EXERCISE:
Work out how many lines of the records contain "pour". Answer with the number and nothing else.

[Data excerpts]

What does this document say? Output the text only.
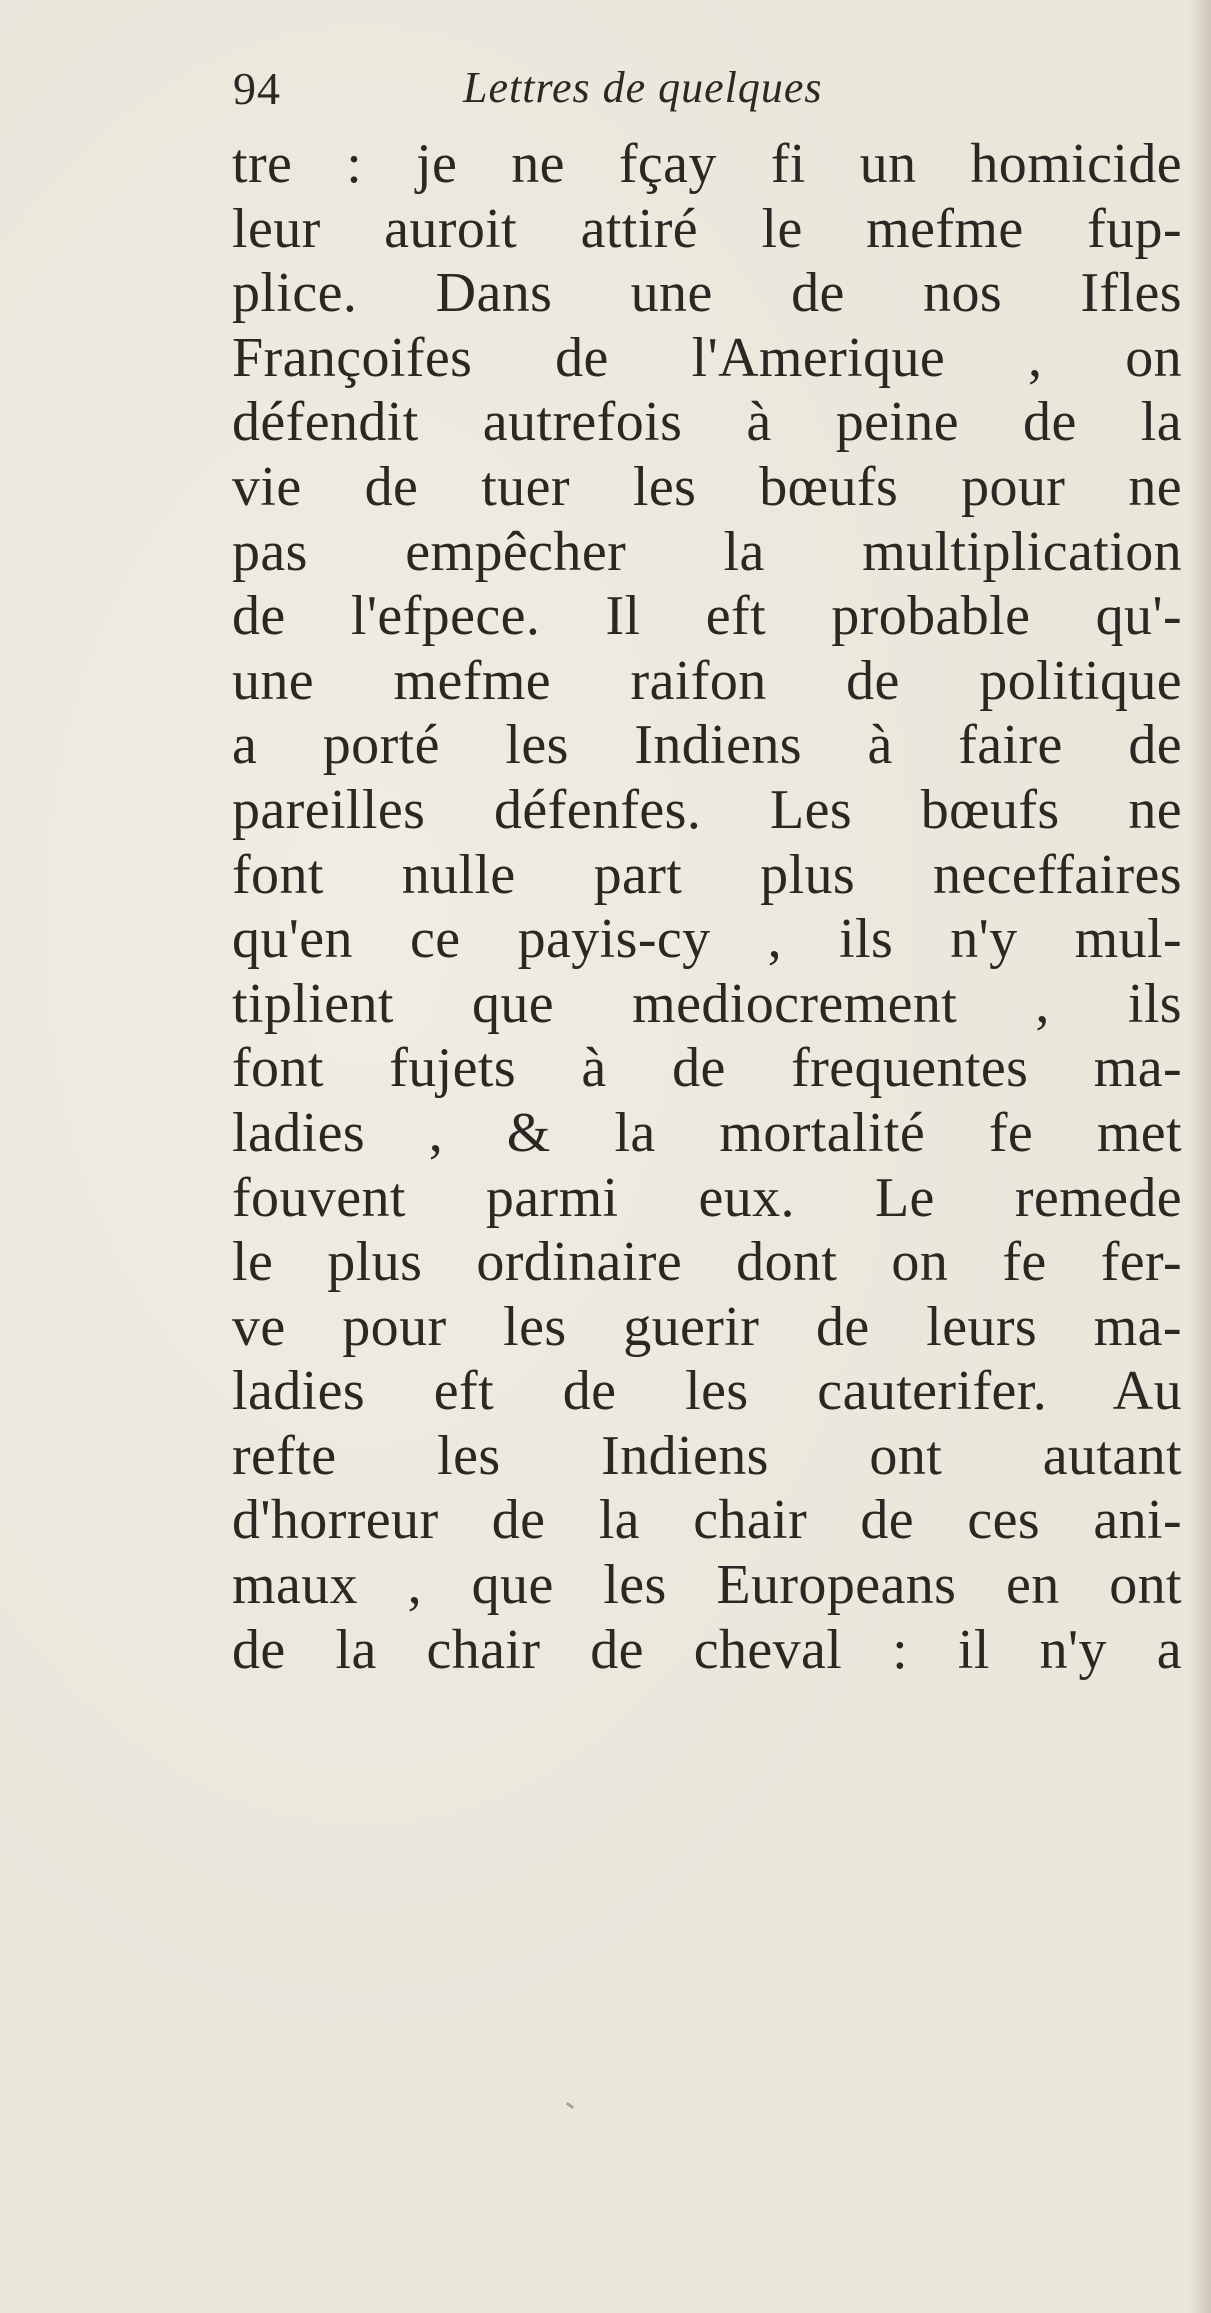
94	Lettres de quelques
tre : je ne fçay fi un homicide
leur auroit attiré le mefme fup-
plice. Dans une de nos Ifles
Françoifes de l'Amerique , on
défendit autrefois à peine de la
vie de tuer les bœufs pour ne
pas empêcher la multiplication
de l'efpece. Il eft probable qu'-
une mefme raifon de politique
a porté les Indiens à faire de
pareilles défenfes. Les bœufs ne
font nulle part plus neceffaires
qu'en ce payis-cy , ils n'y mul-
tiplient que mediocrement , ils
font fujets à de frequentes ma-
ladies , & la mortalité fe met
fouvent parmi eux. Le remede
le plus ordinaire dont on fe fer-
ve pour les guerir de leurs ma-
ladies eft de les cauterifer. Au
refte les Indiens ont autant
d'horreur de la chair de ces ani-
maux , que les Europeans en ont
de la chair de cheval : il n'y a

* * *

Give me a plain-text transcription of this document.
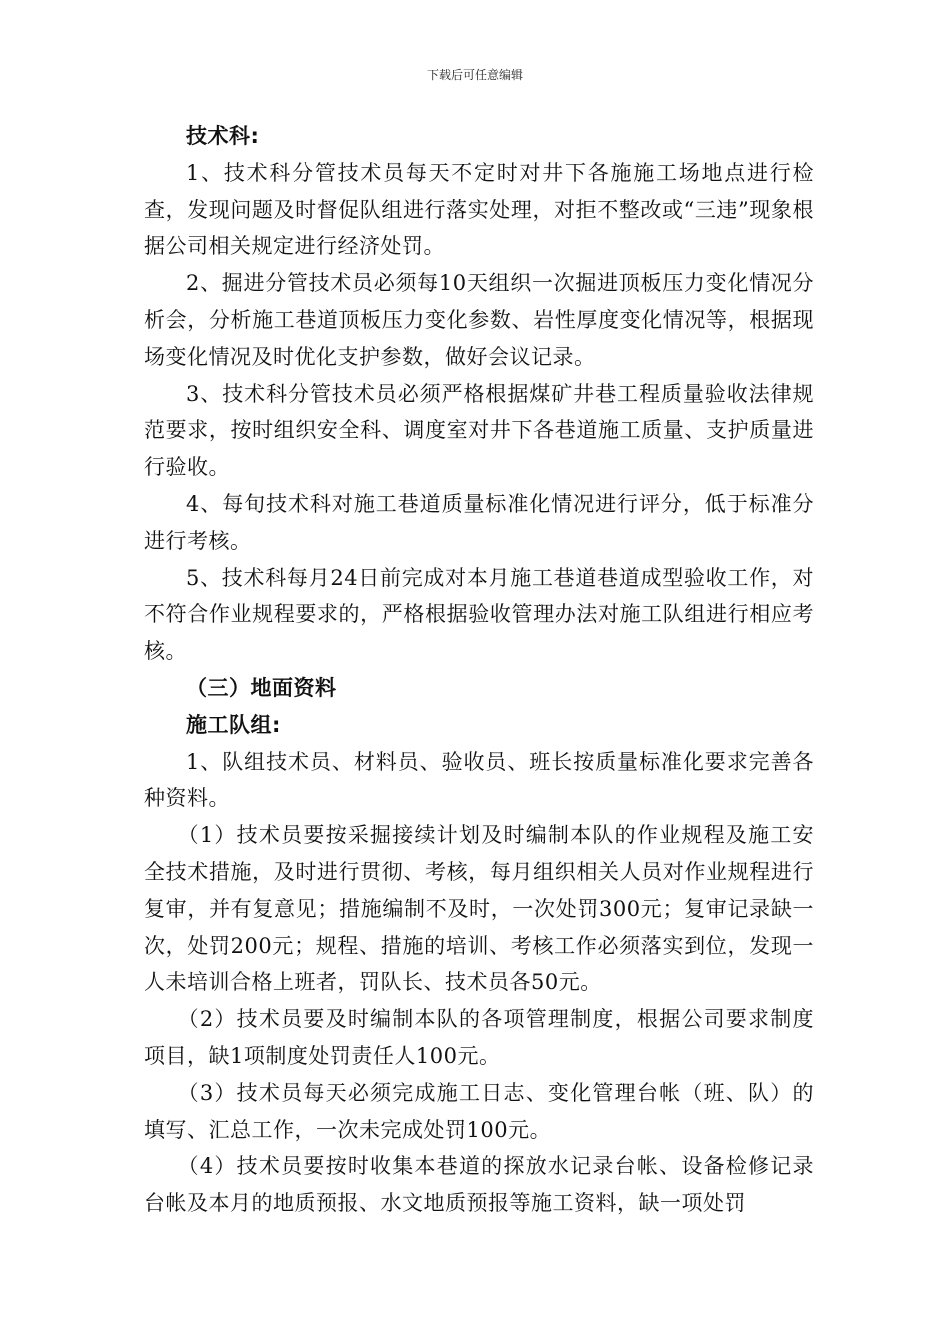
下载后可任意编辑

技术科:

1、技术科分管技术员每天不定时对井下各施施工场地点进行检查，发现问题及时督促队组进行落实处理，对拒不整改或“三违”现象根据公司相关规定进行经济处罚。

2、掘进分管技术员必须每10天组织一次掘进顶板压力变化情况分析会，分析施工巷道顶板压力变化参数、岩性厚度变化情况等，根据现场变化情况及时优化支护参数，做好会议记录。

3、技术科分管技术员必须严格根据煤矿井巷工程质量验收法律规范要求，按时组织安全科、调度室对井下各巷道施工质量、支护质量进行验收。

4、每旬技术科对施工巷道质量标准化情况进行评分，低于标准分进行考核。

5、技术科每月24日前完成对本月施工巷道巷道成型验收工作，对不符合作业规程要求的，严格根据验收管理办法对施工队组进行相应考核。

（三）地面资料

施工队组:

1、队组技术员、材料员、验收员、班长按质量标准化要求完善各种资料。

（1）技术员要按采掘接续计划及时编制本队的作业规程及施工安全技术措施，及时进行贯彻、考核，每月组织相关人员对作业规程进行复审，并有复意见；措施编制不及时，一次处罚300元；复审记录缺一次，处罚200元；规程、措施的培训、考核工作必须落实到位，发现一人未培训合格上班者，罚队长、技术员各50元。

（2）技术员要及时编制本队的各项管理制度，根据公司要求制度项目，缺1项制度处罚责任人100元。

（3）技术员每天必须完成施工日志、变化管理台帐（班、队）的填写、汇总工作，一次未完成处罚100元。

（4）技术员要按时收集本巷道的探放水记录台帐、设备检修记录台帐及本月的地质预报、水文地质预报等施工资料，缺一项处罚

...

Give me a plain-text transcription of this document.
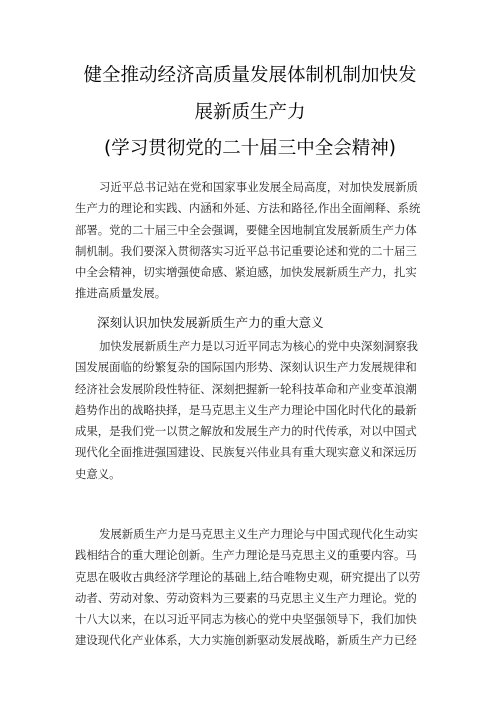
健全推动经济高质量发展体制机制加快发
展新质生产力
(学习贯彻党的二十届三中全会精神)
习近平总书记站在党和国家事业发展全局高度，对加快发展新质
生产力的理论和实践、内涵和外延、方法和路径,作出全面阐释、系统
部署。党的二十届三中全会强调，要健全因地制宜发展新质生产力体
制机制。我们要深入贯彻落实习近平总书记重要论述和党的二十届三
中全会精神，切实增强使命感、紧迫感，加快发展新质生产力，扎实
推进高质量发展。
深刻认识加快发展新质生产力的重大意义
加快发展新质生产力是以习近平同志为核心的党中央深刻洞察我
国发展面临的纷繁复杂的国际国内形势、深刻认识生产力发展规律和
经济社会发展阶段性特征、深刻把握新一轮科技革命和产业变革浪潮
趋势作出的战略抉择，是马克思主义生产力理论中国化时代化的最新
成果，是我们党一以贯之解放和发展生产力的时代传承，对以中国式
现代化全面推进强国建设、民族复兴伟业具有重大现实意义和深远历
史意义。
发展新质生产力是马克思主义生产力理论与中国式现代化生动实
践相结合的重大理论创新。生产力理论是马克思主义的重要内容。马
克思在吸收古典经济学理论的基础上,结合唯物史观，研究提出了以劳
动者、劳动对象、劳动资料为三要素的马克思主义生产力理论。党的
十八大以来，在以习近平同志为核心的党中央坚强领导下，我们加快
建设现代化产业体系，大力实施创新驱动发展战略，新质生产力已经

RESPONSE:
2